[Figure collection entries]
+--

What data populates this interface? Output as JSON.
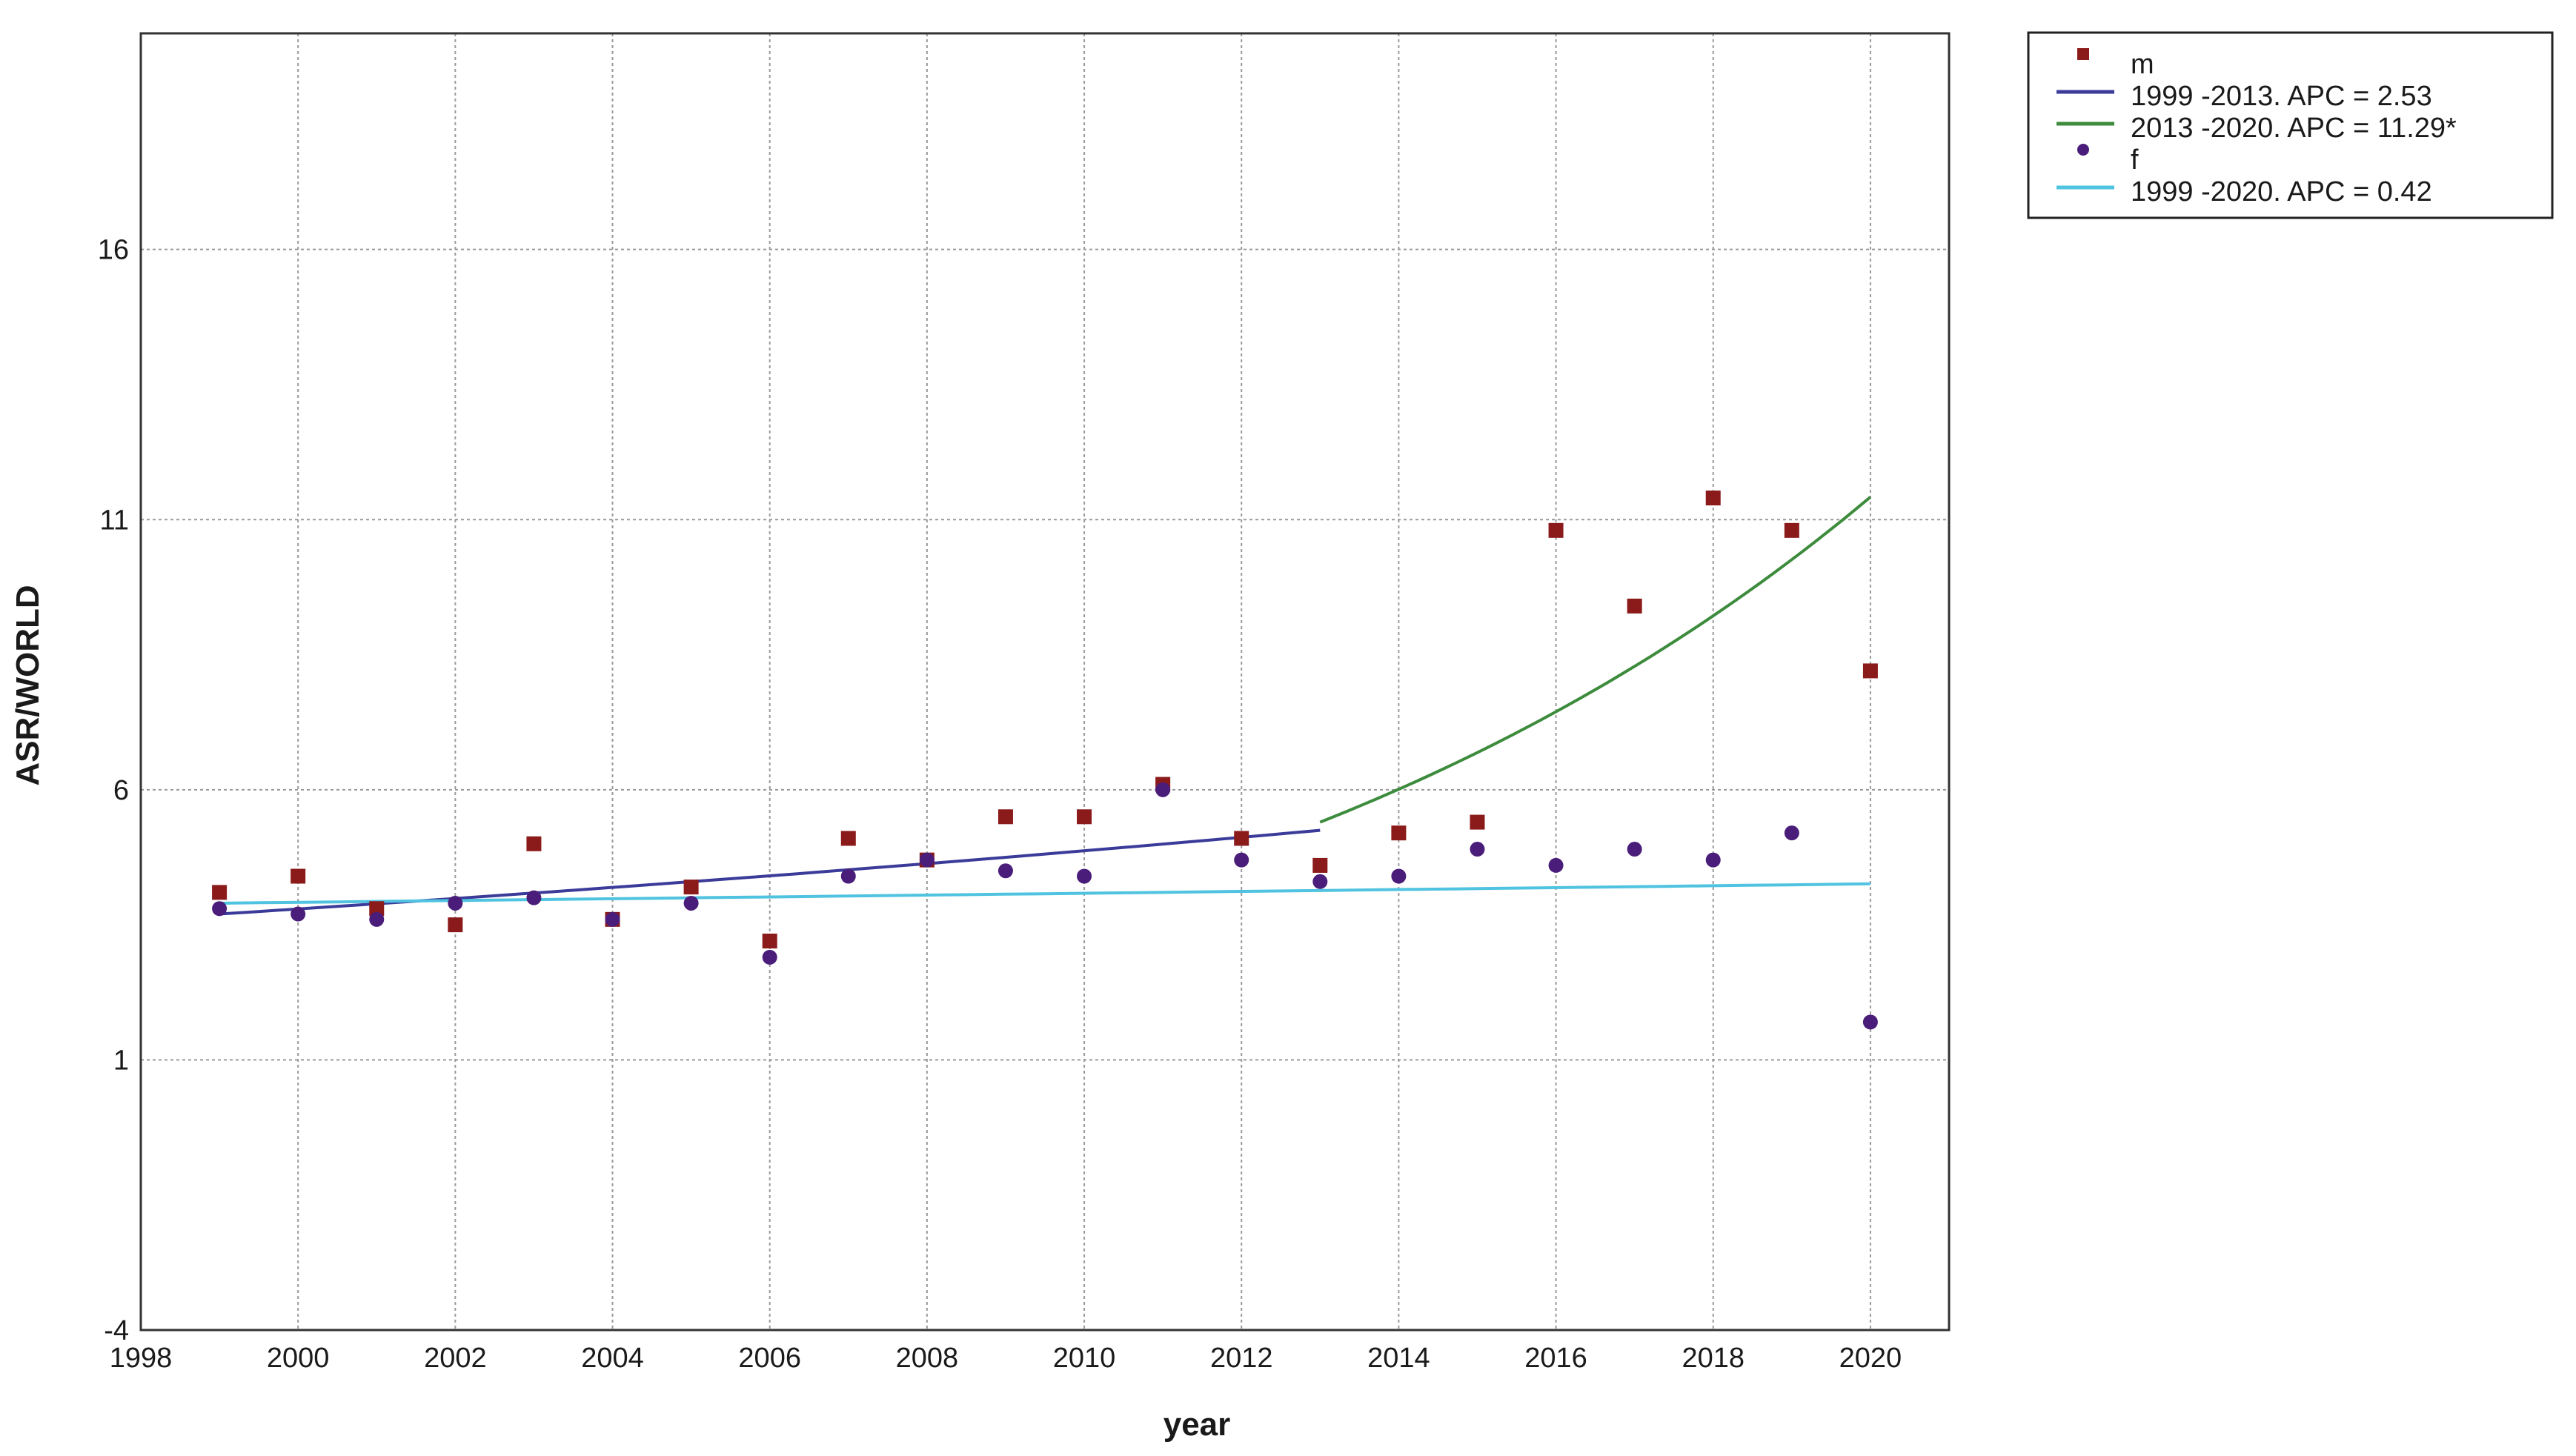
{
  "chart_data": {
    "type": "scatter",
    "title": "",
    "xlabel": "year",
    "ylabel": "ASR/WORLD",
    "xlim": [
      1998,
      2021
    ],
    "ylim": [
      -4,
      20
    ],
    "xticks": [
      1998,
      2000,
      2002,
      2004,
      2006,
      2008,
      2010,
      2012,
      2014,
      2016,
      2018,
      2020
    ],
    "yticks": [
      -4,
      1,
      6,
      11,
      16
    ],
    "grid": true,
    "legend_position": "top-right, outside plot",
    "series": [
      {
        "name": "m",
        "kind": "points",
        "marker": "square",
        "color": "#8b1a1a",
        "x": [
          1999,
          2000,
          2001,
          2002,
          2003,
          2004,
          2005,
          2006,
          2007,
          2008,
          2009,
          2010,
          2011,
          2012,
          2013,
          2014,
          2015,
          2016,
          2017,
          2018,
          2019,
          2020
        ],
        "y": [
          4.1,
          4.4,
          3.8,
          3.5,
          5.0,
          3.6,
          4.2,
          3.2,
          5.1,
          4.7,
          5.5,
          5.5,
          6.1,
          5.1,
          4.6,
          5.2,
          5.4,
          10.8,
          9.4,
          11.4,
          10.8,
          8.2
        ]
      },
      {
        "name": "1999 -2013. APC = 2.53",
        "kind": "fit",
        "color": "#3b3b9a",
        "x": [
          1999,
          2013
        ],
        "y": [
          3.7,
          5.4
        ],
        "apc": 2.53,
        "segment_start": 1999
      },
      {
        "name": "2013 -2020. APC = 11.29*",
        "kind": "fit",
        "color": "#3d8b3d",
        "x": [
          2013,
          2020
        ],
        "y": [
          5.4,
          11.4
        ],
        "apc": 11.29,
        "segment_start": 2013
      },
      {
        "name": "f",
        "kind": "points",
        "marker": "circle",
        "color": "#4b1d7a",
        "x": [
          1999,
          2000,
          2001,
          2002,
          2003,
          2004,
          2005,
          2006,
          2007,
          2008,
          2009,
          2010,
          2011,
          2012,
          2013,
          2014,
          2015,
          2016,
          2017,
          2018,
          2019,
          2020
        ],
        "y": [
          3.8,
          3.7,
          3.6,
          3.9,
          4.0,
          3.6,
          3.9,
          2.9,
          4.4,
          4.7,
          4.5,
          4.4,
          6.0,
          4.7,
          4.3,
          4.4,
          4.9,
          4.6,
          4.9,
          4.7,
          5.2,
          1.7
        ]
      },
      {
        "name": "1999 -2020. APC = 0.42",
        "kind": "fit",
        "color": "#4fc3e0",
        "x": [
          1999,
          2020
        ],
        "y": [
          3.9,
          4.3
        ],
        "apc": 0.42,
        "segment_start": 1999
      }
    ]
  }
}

+--

### Given exercise
Print the records above exactly as they stand, but leave out the pictures.

### Finished answer
What data populates this interface? Output as JSON.
{
  "chart_data": {
    "type": "scatter",
    "title": "",
    "xlabel": "year",
    "ylabel": "ASR/WORLD",
    "xlim": [
      1998,
      2021
    ],
    "ylim": [
      -4,
      20
    ],
    "xticks": [
      1998,
      2000,
      2002,
      2004,
      2006,
      2008,
      2010,
      2012,
      2014,
      2016,
      2018,
      2020
    ],
    "yticks": [
      -4,
      1,
      6,
      11,
      16
    ],
    "grid": true,
    "legend_position": "top-right, outside plot",
    "series": [
      {
        "name": "m",
        "kind": "points",
        "marker": "square",
        "color": "#8b1a1a",
        "x": [
          1999,
          2000,
          2001,
          2002,
          2003,
          2004,
          2005,
          2006,
          2007,
          2008,
          2009,
          2010,
          2011,
          2012,
          2013,
          2014,
          2015,
          2016,
          2017,
          2018,
          2019,
          2020
        ],
        "y": [
          4.1,
          4.4,
          3.8,
          3.5,
          5.0,
          3.6,
          4.2,
          3.2,
          5.1,
          4.7,
          5.5,
          5.5,
          6.1,
          5.1,
          4.6,
          5.2,
          5.4,
          10.8,
          9.4,
          11.4,
          10.8,
          8.2
        ]
      },
      {
        "name": "1999 -2013. APC = 2.53",
        "kind": "fit",
        "color": "#3b3b9a",
        "x": [
          1999,
          2013
        ],
        "y": [
          3.7,
          5.4
        ],
        "apc": 2.53,
        "segment_start": 1999
      },
      {
        "name": "2013 -2020. APC = 11.29*",
        "kind": "fit",
        "color": "#3d8b3d",
        "x": [
          2013,
          2020
        ],
        "y": [
          5.4,
          11.4
        ],
        "apc": 11.29,
        "segment_start": 2013
      },
      {
        "name": "f",
        "kind": "points",
        "marker": "circle",
        "color": "#4b1d7a",
        "x": [
          1999,
          2000,
          2001,
          2002,
          2003,
          2004,
          2005,
          2006,
          2007,
          2008,
          2009,
          2010,
          2011,
          2012,
          2013,
          2014,
          2015,
          2016,
          2017,
          2018,
          2019,
          2020
        ],
        "y": [
          3.8,
          3.7,
          3.6,
          3.9,
          4.0,
          3.6,
          3.9,
          2.9,
          4.4,
          4.7,
          4.5,
          4.4,
          6.0,
          4.7,
          4.3,
          4.4,
          4.9,
          4.6,
          4.9,
          4.7,
          5.2,
          1.7
        ]
      },
      {
        "name": "1999 -2020. APC = 0.42",
        "kind": "fit",
        "color": "#4fc3e0",
        "x": [
          1999,
          2020
        ],
        "y": [
          3.9,
          4.3
        ],
        "apc": 0.42,
        "segment_start": 1999
      }
    ]
  }
}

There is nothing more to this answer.